__SHORT PROBLEM__. Put each line of the material into a JSON list of strings, one string per line, with blank lines dropped.

** START DATA PROVIDED **

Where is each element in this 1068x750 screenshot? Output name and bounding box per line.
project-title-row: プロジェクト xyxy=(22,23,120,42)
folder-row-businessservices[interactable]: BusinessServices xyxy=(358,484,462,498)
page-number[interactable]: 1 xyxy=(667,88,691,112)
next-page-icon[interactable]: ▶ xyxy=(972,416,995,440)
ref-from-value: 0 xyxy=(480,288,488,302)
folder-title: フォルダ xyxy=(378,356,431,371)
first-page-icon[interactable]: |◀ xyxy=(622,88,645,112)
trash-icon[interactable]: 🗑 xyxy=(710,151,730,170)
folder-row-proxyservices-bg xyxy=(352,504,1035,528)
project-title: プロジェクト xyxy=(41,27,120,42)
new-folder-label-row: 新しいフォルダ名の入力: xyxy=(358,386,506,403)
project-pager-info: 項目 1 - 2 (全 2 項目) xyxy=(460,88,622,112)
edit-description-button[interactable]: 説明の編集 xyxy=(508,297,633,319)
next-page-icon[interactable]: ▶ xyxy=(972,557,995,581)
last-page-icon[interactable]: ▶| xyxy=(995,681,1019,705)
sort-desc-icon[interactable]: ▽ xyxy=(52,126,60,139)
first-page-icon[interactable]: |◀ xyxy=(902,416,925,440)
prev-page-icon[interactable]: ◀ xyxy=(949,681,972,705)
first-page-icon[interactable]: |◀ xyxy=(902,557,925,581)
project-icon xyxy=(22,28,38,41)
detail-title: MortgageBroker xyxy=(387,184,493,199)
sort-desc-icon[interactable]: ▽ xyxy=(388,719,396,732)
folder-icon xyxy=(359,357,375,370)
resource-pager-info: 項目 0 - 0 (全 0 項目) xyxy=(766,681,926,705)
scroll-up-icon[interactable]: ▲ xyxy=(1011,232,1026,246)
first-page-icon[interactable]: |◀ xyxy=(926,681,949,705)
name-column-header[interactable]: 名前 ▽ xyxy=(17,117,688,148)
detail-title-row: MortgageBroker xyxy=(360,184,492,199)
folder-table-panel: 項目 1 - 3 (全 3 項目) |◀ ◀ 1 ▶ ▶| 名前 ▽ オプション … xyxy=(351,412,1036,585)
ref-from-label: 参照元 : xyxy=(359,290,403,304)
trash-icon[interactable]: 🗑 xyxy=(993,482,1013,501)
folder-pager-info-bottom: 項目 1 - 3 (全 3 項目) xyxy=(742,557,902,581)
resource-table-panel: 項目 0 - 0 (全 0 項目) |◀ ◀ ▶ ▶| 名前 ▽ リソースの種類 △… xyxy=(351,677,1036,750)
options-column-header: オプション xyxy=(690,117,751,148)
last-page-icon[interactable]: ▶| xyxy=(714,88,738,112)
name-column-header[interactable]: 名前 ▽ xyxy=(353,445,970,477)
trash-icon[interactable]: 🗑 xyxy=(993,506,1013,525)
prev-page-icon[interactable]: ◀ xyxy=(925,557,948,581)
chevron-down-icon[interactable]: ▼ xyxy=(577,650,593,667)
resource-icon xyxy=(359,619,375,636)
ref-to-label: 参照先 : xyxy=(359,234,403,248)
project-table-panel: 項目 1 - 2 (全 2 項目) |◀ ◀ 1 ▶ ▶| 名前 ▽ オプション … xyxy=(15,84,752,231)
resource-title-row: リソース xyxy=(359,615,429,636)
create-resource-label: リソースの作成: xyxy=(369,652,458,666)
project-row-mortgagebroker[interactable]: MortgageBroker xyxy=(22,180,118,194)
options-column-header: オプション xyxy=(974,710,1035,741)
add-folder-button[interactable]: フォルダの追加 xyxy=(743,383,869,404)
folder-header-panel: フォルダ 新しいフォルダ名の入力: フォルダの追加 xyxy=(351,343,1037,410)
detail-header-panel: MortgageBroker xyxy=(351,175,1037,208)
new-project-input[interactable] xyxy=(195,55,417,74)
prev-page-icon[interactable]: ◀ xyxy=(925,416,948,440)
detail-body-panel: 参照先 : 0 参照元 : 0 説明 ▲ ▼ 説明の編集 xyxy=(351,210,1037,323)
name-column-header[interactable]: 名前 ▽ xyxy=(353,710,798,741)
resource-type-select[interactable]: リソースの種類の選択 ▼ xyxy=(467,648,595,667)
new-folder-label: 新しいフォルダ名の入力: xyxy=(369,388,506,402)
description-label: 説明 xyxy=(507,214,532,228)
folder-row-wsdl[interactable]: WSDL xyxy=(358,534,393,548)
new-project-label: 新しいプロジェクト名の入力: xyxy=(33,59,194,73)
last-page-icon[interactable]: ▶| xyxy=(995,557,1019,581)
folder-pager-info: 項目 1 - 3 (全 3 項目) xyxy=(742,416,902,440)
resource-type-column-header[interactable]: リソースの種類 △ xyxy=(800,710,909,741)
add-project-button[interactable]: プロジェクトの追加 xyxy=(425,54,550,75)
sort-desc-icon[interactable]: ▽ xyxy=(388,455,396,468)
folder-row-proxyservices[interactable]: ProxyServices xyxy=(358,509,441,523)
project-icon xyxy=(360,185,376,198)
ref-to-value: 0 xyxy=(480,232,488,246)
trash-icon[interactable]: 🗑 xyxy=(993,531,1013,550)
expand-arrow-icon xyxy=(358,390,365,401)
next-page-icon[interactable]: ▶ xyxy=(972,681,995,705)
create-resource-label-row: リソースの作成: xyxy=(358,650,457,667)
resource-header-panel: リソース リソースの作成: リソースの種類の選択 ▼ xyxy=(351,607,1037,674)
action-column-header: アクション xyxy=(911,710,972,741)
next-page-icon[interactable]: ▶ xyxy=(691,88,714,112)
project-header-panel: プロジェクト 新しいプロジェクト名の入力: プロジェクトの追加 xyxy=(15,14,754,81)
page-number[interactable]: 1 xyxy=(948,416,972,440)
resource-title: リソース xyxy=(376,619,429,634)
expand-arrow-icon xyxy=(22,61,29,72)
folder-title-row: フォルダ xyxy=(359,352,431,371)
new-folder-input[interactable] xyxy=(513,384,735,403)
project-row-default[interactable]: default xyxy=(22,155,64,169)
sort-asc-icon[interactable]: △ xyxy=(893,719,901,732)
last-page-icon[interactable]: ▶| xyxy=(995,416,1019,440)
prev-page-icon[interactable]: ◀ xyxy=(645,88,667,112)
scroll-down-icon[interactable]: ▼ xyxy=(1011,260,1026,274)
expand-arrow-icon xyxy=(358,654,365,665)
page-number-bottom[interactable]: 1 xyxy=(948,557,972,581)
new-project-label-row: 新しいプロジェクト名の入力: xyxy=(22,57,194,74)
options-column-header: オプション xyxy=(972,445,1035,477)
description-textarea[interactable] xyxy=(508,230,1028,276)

** END DATA PROVIDED **

__WRITTEN RESPONSE__.
[
  "Where is each element in this 1068x750 screenshot? Output name and bounding box per line.",
  "project-title-row: プロジェクト xyxy=(22,23,120,42)",
  "folder-row-businessservices[interactable]: BusinessServices xyxy=(358,484,462,498)",
  "page-number[interactable]: 1 xyxy=(667,88,691,112)",
  "next-page-icon[interactable]: ▶ xyxy=(972,416,995,440)",
  "ref-from-value: 0 xyxy=(480,288,488,302)",
  "folder-title: フォルダ xyxy=(378,356,431,371)",
  "first-page-icon[interactable]: |◀ xyxy=(622,88,645,112)",
  "trash-icon[interactable]: 🗑 xyxy=(710,151,730,170)",
  "folder-row-proxyservices-bg xyxy=(352,504,1035,528)",
  "project-title: プロジェクト xyxy=(41,27,120,42)",
  "new-folder-label-row: 新しいフォルダ名の入力: xyxy=(358,386,506,403)",
  "project-pager-info: 項目 1 - 2 (全 2 項目) xyxy=(460,88,622,112)",
  "edit-description-button[interactable]: 説明の編集 xyxy=(508,297,633,319)",
  "next-page-icon[interactable]: ▶ xyxy=(972,557,995,581)",
  "last-page-icon[interactable]: ▶| xyxy=(995,681,1019,705)",
  "sort-desc-icon[interactable]: ▽ xyxy=(52,126,60,139)",
  "first-page-icon[interactable]: |◀ xyxy=(902,416,925,440)",
  "prev-page-icon[interactable]: ◀ xyxy=(949,681,972,705)",
  "first-page-icon[interactable]: |◀ xyxy=(902,557,925,581)",
  "project-icon xyxy=(22,28,38,41)",
  "detail-title: MortgageBroker xyxy=(387,184,493,199)",
  "sort-desc-icon[interactable]: ▽ xyxy=(388,719,396,732)",
  "folder-icon xyxy=(359,357,375,370)",
  "resource-pager-info: 項目 0 - 0 (全 0 項目) xyxy=(766,681,926,705)",
  "scroll-up-icon[interactable]: ▲ xyxy=(1011,232,1026,246)",
  "first-page-icon[interactable]: |◀ xyxy=(926,681,949,705)",
  "name-column-header[interactable]: 名前 ▽ xyxy=(17,117,688,148)",
  "detail-title-row: MortgageBroker xyxy=(360,184,492,199)",
  "folder-table-panel: 項目 1 - 3 (全 3 項目) |◀ ◀ 1 ▶ ▶| 名前 ▽ オプション … xyxy=(351,412,1036,585)",
  "ref-from-label: 参照元 : xyxy=(359,290,403,304)",
  "trash-icon[interactable]: 🗑 xyxy=(993,482,1013,501)",
  "folder-pager-info-bottom: 項目 1 - 3 (全 3 項目) xyxy=(742,557,902,581)",
  "resource-table-panel: 項目 0 - 0 (全 0 項目) |◀ ◀ ▶ ▶| 名前 ▽ リソースの種類 △… xyxy=(351,677,1036,750)",
  "options-column-header: オプション xyxy=(690,117,751,148)",
  "last-page-icon[interactable]: ▶| xyxy=(714,88,738,112)",
  "name-column-header[interactable]: 名前 ▽ xyxy=(353,445,970,477)",
  "trash-icon[interactable]: 🗑 xyxy=(993,506,1013,525)",
  "prev-page-icon[interactable]: ◀ xyxy=(925,557,948,581)",
  "chevron-down-icon[interactable]: ▼ xyxy=(577,650,593,667)",
  "resource-icon xyxy=(359,619,375,636)",
  "ref-to-label: 参照先 : xyxy=(359,234,403,248)",
  "project-table-panel: 項目 1 - 2 (全 2 項目) |◀ ◀ 1 ▶ ▶| 名前 ▽ オプション … xyxy=(15,84,752,231)",
  "resource-title-row: リソース xyxy=(359,615,429,636)",
  "create-resource-label: リソースの作成: xyxy=(369,652,458,666)",
  "project-row-mortgagebroker[interactable]: MortgageBroker xyxy=(22,180,118,194)",
  "options-column-header: オプション xyxy=(974,710,1035,741)",
  "add-folder-button[interactable]: フォルダの追加 xyxy=(743,383,869,404)",
  "folder-header-panel: フォルダ 新しいフォルダ名の入力: フォルダの追加 xyxy=(351,343,1037,410)",
  "detail-header-panel: MortgageBroker xyxy=(351,175,1037,208)",
  "new-project-input[interactable] xyxy=(195,55,417,74)",
  "prev-page-icon[interactable]: ◀ xyxy=(925,416,948,440)",
  "detail-body-panel: 参照先 : 0 参照元 : 0 説明 ▲ ▼ 説明の編集 xyxy=(351,210,1037,323)",
  "name-column-header[interactable]: 名前 ▽ xyxy=(353,710,798,741)",
  "resource-type-select[interactable]: リソースの種類の選択 ▼ xyxy=(467,648,595,667)",
  "new-folder-label: 新しいフォルダ名の入力: xyxy=(369,388,506,402)",
  "description-label: 説明 xyxy=(507,214,532,228)",
  "folder-row-wsdl[interactable]: WSDL xyxy=(358,534,393,548)",
  "new-project-label: 新しいプロジェクト名の入力: xyxy=(33,59,194,73)",
  "last-page-icon[interactable]: ▶| xyxy=(995,557,1019,581)",
  "folder-pager-info: 項目 1 - 3 (全 3 項目) xyxy=(742,416,902,440)",
  "resource-type-column-header[interactable]: リソースの種類 △ xyxy=(800,710,909,741)",
  "add-project-button[interactable]: プロジェクトの追加 xyxy=(425,54,550,75)",
  "sort-desc-icon[interactable]: ▽ xyxy=(388,455,396,468)",
  "folder-row-proxyservices[interactable]: ProxyServices xyxy=(358,509,441,523)",
  "project-icon xyxy=(360,185,376,198)",
  "ref-to-value: 0 xyxy=(480,232,488,246)",
  "trash-icon[interactable]: 🗑 xyxy=(993,531,1013,550)",
  "expand-arrow-icon xyxy=(358,390,365,401)",
  "next-page-icon[interactable]: ▶ xyxy=(972,681,995,705)",
  "create-resource-label-row: リソースの作成: xyxy=(358,650,457,667)",
  "resource-header-panel: リソース リソースの作成: リソースの種類の選択 ▼ xyxy=(351,607,1037,674)",
  "action-column-header: アクション xyxy=(911,710,972,741)",
  "next-page-icon[interactable]: ▶ xyxy=(691,88,714,112)",
  "project-header-panel: プロジェクト 新しいプロジェクト名の入力: プロジェクトの追加 xyxy=(15,14,754,81)",
  "page-number[interactable]: 1 xyxy=(948,416,972,440)",
  "resource-title: リソース xyxy=(376,619,429,634)",
  "expand-arrow-icon xyxy=(22,61,29,72)",
  "folder-title-row: フォルダ xyxy=(359,352,431,371)",
  "new-folder-input[interactable] xyxy=(513,384,735,403)",
  "project-row-default[interactable]: default xyxy=(22,155,64,169)",
  "sort-asc-icon[interactable]: △ xyxy=(893,719,901,732)",
  "last-page-icon[interactable]: ▶| xyxy=(995,416,1019,440)",
  "prev-page-icon[interactable]: ◀ xyxy=(645,88,667,112)",
  "scroll-down-icon[interactable]: ▼ xyxy=(1011,260,1026,274)",
  "expand-arrow-icon xyxy=(358,654,365,665)",
  "page-number-bottom[interactable]: 1 xyxy=(948,557,972,581)",
  "new-project-label-row: 新しいプロジェクト名の入力: xyxy=(22,57,194,74)",
  "options-column-header: オプション xyxy=(972,445,1035,477)",
  "description-textarea[interactable] xyxy=(508,230,1028,276)"
]